** Start The data **

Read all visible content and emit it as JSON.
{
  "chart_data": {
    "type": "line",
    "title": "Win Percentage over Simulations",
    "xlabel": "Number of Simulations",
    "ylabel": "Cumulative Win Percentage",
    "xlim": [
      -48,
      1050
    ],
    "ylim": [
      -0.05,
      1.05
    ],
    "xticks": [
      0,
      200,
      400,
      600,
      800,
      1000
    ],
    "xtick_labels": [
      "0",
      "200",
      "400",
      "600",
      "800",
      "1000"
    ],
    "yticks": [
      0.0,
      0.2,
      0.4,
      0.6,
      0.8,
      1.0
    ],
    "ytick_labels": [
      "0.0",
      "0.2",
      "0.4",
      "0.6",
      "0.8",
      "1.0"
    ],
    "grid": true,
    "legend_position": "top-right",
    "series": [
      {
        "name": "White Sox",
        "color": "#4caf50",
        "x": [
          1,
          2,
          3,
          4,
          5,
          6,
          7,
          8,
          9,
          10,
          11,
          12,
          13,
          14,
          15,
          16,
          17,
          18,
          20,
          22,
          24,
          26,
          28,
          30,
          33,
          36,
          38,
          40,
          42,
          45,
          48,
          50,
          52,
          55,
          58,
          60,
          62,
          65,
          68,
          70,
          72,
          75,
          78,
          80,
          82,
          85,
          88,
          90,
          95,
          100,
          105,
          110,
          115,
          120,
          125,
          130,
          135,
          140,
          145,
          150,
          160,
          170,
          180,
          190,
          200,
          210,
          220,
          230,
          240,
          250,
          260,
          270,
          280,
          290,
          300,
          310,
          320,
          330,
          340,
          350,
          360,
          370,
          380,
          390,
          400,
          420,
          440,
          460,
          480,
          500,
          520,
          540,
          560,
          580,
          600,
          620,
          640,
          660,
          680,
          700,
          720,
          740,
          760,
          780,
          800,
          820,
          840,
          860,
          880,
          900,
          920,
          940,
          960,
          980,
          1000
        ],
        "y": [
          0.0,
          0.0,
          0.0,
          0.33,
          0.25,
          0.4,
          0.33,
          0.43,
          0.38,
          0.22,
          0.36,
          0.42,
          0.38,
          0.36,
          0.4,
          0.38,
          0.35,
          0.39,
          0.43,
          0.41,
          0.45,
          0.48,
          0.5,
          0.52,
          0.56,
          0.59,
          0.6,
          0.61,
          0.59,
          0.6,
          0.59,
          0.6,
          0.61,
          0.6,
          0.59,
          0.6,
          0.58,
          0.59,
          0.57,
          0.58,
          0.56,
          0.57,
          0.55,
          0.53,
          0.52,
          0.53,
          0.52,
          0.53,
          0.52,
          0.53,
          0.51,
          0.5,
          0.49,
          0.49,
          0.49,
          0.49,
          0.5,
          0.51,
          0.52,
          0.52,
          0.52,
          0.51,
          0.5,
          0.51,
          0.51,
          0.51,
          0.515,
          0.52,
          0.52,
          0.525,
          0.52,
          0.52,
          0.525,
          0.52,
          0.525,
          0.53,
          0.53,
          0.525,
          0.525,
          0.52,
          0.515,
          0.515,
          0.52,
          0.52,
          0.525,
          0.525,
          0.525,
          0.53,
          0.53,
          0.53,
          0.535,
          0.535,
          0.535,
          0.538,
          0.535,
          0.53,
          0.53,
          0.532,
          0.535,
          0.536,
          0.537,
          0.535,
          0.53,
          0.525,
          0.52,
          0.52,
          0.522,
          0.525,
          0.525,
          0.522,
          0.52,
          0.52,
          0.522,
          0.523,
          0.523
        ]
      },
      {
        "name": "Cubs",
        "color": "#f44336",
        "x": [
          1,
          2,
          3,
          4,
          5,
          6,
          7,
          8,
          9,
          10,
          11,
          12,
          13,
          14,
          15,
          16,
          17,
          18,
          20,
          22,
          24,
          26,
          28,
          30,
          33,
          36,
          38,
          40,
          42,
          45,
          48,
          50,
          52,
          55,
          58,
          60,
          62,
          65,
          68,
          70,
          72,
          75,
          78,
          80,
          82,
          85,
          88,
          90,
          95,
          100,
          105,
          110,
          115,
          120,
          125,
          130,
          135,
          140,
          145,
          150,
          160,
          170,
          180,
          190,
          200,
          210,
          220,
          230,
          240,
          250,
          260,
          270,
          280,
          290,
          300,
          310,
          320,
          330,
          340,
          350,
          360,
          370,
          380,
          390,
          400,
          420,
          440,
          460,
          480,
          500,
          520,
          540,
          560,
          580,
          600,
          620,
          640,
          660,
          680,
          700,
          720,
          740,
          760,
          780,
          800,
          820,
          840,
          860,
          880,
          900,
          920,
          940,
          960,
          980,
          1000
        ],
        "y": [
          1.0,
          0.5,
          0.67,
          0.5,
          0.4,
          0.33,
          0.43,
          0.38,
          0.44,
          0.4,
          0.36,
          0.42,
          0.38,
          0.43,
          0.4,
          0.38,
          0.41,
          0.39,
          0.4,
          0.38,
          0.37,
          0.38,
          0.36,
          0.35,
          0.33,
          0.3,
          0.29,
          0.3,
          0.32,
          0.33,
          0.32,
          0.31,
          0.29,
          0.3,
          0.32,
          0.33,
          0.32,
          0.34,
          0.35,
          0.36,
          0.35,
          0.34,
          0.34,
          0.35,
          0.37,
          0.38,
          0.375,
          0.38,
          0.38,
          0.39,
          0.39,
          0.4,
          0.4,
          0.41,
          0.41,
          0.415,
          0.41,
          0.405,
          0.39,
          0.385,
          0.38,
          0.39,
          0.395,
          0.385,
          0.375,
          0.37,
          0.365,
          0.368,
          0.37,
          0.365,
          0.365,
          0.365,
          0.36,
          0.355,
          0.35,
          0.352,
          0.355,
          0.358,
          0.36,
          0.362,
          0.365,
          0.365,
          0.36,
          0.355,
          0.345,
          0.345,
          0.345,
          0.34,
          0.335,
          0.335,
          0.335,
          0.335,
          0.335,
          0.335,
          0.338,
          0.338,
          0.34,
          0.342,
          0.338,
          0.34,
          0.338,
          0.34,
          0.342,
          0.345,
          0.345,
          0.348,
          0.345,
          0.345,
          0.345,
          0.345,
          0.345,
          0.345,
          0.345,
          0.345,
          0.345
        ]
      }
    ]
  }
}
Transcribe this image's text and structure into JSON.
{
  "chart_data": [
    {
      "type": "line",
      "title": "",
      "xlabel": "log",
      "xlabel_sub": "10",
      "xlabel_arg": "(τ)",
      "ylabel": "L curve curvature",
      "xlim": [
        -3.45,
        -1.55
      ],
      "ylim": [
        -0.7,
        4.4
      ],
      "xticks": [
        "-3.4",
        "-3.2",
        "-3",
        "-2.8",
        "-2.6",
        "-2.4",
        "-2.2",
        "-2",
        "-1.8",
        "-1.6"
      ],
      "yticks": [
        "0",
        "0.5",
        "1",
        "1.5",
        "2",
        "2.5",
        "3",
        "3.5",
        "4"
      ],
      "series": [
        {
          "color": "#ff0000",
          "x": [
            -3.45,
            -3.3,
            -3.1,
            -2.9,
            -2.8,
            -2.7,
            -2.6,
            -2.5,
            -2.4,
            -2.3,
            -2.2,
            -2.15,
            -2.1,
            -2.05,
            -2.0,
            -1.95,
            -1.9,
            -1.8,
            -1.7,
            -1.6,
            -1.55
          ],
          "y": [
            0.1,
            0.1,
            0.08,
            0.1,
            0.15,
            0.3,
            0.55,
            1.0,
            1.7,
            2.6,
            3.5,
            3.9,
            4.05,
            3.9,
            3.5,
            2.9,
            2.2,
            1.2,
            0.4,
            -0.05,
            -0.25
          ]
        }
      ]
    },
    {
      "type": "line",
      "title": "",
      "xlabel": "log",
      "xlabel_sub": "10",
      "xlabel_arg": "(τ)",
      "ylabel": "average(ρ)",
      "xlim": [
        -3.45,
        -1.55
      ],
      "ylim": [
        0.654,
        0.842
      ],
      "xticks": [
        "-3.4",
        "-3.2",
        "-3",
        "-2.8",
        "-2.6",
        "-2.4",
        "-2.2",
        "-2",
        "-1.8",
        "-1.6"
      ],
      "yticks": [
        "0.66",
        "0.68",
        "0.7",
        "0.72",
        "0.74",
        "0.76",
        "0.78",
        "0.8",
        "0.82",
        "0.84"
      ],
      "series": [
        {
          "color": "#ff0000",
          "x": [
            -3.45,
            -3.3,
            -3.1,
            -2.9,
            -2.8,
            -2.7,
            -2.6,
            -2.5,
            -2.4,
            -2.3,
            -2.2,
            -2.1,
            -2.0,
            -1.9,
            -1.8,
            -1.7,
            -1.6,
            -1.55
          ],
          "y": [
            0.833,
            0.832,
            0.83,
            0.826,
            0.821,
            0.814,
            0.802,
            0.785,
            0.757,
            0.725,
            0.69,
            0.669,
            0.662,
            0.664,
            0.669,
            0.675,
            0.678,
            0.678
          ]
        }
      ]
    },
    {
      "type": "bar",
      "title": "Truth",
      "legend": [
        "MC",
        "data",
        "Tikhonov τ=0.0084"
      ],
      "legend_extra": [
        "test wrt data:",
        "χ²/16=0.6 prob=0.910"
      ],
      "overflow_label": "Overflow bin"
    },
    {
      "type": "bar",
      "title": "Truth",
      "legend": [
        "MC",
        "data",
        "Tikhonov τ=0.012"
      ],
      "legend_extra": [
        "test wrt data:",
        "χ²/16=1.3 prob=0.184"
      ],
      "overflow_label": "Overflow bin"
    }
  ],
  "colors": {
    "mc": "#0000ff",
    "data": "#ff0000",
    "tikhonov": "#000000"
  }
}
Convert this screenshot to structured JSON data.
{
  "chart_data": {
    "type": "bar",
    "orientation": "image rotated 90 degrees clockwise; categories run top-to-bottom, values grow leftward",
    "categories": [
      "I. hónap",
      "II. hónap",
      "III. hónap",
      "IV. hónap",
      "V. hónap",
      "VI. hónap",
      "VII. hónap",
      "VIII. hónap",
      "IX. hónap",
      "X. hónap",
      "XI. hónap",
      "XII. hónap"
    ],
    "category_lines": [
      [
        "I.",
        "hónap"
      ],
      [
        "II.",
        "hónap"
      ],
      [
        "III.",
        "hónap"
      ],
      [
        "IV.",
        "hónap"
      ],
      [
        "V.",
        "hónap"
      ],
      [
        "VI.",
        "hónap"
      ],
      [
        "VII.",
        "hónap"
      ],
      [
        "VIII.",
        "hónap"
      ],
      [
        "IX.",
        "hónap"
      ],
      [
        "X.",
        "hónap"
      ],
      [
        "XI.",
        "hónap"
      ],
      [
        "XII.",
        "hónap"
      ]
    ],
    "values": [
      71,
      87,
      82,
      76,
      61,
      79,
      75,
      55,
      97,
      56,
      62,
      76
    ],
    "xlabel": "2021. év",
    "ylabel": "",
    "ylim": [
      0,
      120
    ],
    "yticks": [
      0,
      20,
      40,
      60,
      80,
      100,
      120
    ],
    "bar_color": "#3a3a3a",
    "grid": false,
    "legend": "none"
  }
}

** End The data **

● **Task directions**:
Reproduce, exactly and with nothing added, the lines from the one that includes "Convert this screenshot" through the last line of the material.

● **Solution to this exercise**:
Convert this screenshot to structured JSON data.
{
  "chart_data": {
    "type": "bar",
    "orientation": "image rotated 90 degrees clockwise; categories run top-to-bottom, values grow leftward",
    "categories": [
      "I. hónap",
      "II. hónap",
      "III. hónap",
      "IV. hónap",
      "V. hónap",
      "VI. hónap",
      "VII. hónap",
      "VIII. hónap",
      "IX. hónap",
      "X. hónap",
      "XI. hónap",
      "XII. hónap"
    ],
    "category_lines": [
      [
        "I.",
        "hónap"
      ],
      [
        "II.",
        "hónap"
      ],
      [
        "III.",
        "hónap"
      ],
      [
        "IV.",
        "hónap"
      ],
      [
        "V.",
        "hónap"
      ],
      [
        "VI.",
        "hónap"
      ],
      [
        "VII.",
        "hónap"
      ],
      [
        "VIII.",
        "hónap"
      ],
      [
        "IX.",
        "hónap"
      ],
      [
        "X.",
        "hónap"
      ],
      [
        "XI.",
        "hónap"
      ],
      [
        "XII.",
        "hónap"
      ]
    ],
    "values": [
      71,
      87,
      82,
      76,
      61,
      79,
      75,
      55,
      97,
      56,
      62,
      76
    ],
    "xlabel": "2021. év",
    "ylabel": "",
    "ylim": [
      0,
      120
    ],
    "yticks": [
      0,
      20,
      40,
      60,
      80,
      100,
      120
    ],
    "bar_color": "#3a3a3a",
    "grid": false,
    "legend": "none"
  }
}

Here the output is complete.